# EXERCISE TASK
Keep only the lines of the data below that contain "VR体験", and copy them.

# RECORDS TO PROCESS
+ + +

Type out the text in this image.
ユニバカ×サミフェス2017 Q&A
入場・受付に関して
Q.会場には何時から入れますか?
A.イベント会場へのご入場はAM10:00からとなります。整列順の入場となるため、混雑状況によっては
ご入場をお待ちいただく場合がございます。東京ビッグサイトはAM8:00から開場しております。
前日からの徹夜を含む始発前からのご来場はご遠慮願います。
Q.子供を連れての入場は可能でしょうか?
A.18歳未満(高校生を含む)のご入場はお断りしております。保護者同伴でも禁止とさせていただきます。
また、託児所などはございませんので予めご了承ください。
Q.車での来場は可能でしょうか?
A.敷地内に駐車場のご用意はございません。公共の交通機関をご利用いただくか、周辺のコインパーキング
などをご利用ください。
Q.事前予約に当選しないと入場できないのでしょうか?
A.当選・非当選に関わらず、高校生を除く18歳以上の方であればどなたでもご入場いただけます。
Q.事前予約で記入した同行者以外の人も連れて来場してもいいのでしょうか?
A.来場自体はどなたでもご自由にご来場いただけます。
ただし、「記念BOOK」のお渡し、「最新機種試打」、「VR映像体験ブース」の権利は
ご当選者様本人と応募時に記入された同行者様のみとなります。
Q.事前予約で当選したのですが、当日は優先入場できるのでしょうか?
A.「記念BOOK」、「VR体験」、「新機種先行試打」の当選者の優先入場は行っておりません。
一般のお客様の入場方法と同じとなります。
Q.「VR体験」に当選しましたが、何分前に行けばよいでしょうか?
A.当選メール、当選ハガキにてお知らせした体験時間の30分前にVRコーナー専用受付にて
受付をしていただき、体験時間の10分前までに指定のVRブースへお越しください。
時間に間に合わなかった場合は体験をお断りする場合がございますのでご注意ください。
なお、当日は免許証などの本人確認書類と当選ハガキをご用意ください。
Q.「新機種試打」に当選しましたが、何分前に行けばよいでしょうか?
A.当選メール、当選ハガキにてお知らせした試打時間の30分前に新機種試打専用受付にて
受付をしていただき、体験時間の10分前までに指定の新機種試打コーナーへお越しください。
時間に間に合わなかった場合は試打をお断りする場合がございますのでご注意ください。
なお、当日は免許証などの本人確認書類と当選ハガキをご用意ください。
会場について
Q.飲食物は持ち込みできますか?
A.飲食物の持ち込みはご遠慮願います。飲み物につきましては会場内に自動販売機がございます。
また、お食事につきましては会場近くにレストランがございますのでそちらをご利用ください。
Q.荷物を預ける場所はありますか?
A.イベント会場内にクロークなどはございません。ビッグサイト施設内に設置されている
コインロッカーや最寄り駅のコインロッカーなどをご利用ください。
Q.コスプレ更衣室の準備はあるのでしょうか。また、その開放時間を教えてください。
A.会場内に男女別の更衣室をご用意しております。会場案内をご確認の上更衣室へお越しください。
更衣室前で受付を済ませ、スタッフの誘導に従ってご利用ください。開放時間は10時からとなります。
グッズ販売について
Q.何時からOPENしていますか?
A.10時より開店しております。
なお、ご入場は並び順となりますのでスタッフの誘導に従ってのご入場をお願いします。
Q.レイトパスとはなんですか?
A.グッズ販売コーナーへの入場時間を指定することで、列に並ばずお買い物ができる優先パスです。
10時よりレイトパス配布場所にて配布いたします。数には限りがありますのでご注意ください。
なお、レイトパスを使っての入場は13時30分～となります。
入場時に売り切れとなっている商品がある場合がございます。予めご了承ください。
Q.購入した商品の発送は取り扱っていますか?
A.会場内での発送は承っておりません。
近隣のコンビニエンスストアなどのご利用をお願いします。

+ + +

# TASK SOLUTION
A.「記念BOOK」、「VR体験」、「新機種先行試打」の当選者の優先入場は行っておりません。
Q.「VR体験」に当選しましたが、何分前に行けばよいでしょうか?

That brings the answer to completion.